TASK REQUIREMENTS: According to the text about Reuven Shiloah, on what date did the Mossad become operational under him?

EXCERPTED TEXT:
-----

Reuven Shiloah (; December 1909 – 1959) was the first Director of the Mossad from 1949 to 1953.

Biography
Reuven Zaslani (later Shiloah) was born in Ottoman-ruled Jerusalem.  His father was a rabbi. Shiloah married Betty Borden of New York in 1936.

Shiloah's involvement in political and defense matters commenced before the establishment of the State of Israel. He was a close friend of David Ben-Gurion.  Before the 1948 Arab-Israeli War Shiloah obtained the invasion plans of the Arab League, and he began building relationships with other intelligence agencies, particularly in the West.  At the urging of Shiloah, Prime Minister Ben-Gurion created the "Central Institute for Coordination" (Mossad) in December 1949 and appointed Shiloah as its first Director.  However, it was not until April 1, 1951 that the Mossad became operational under Shiloah because bureaucratic fighting had delayed Ben-Gurion's initial order.  After his tenure at the Mossad Shiloah worked in the Israeli Embassy in Washington DC and continued serving as an advisor.

-----

DATA PROVIDED:

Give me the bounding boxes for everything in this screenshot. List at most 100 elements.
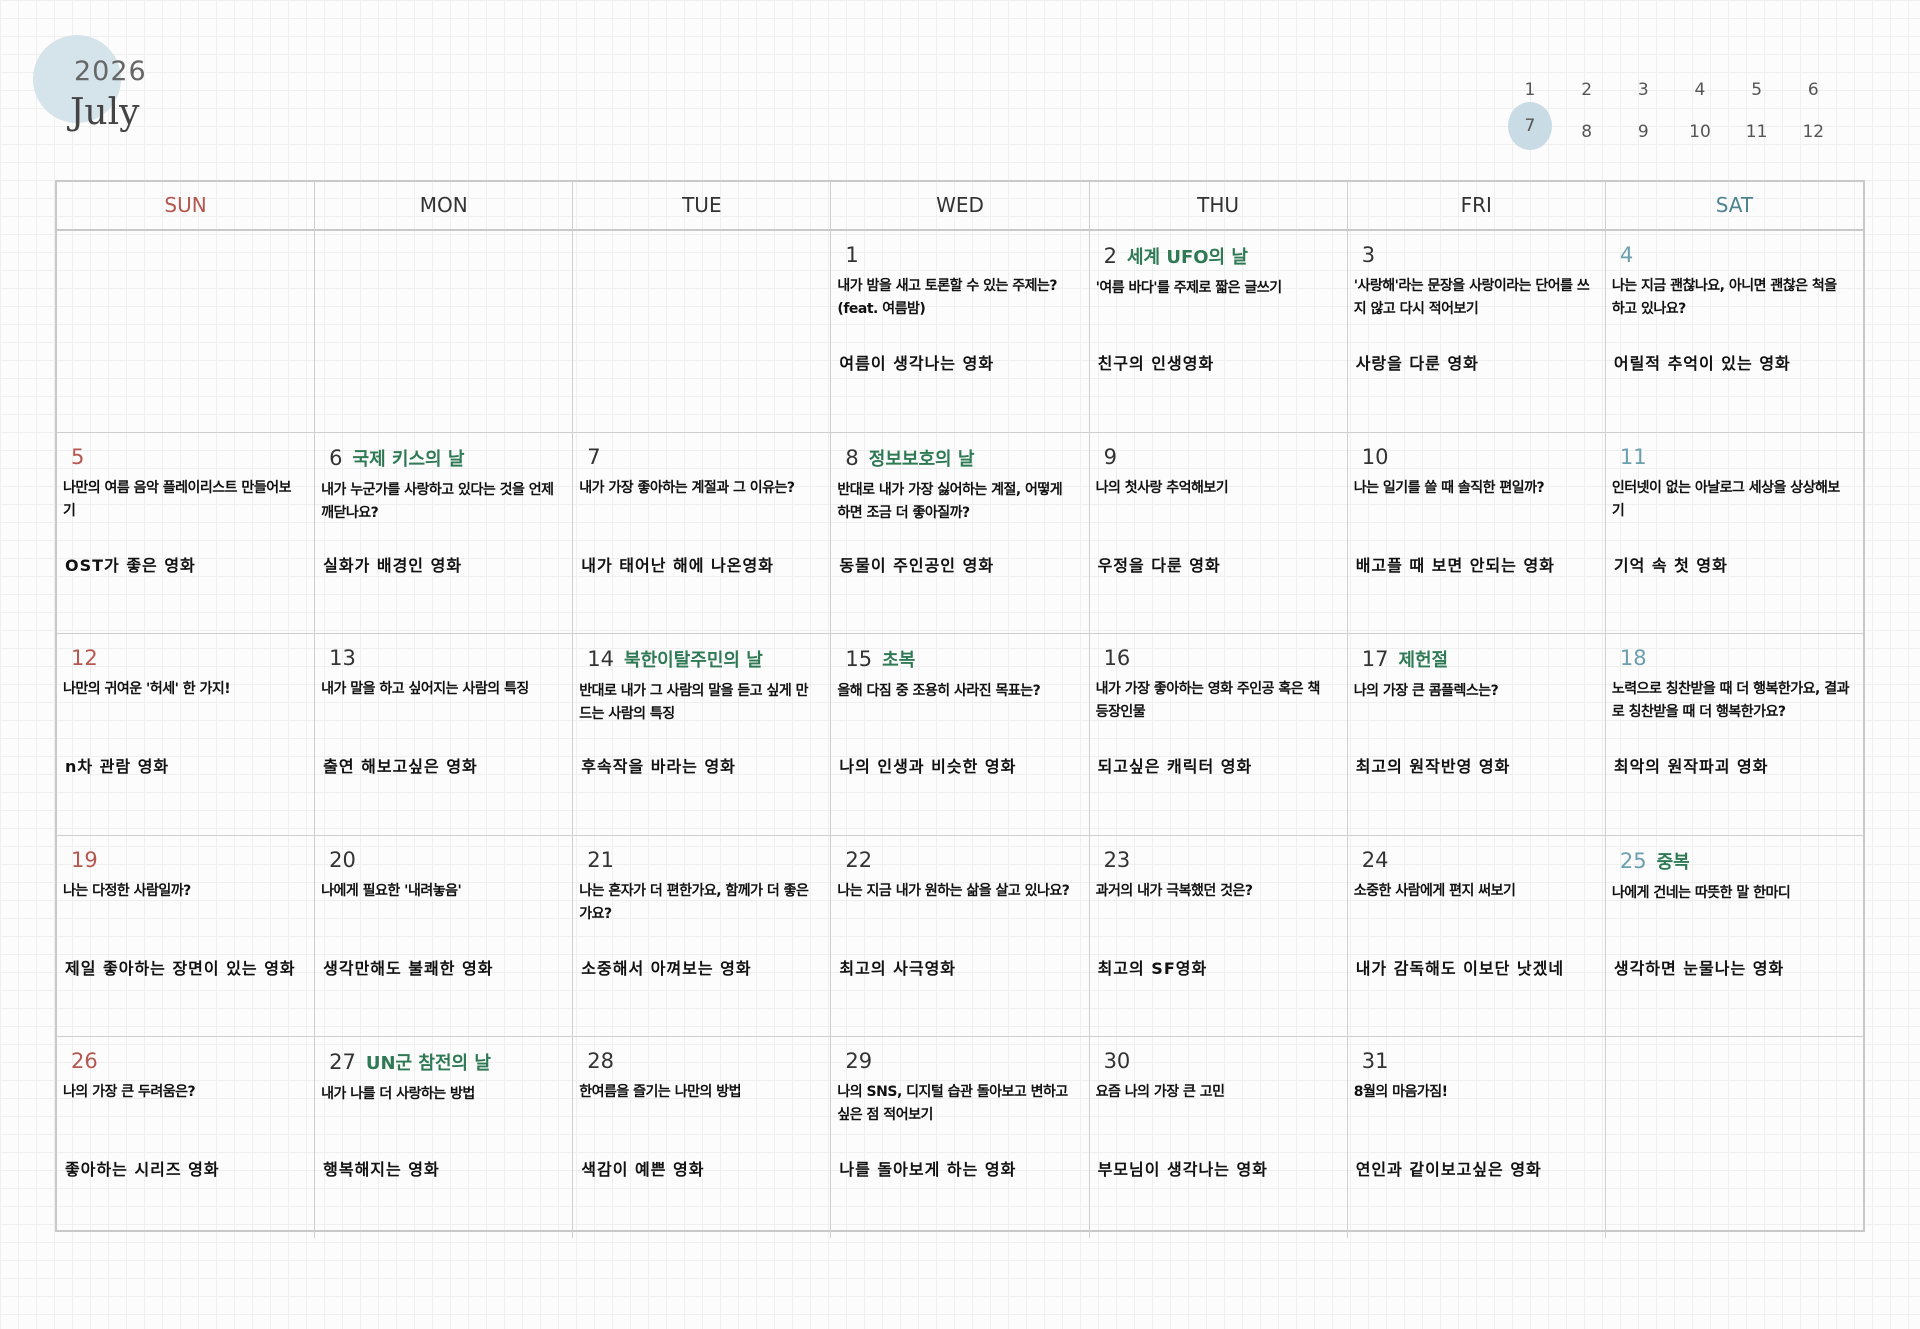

-----

EXERCISE RESPONSE: April 1, 1951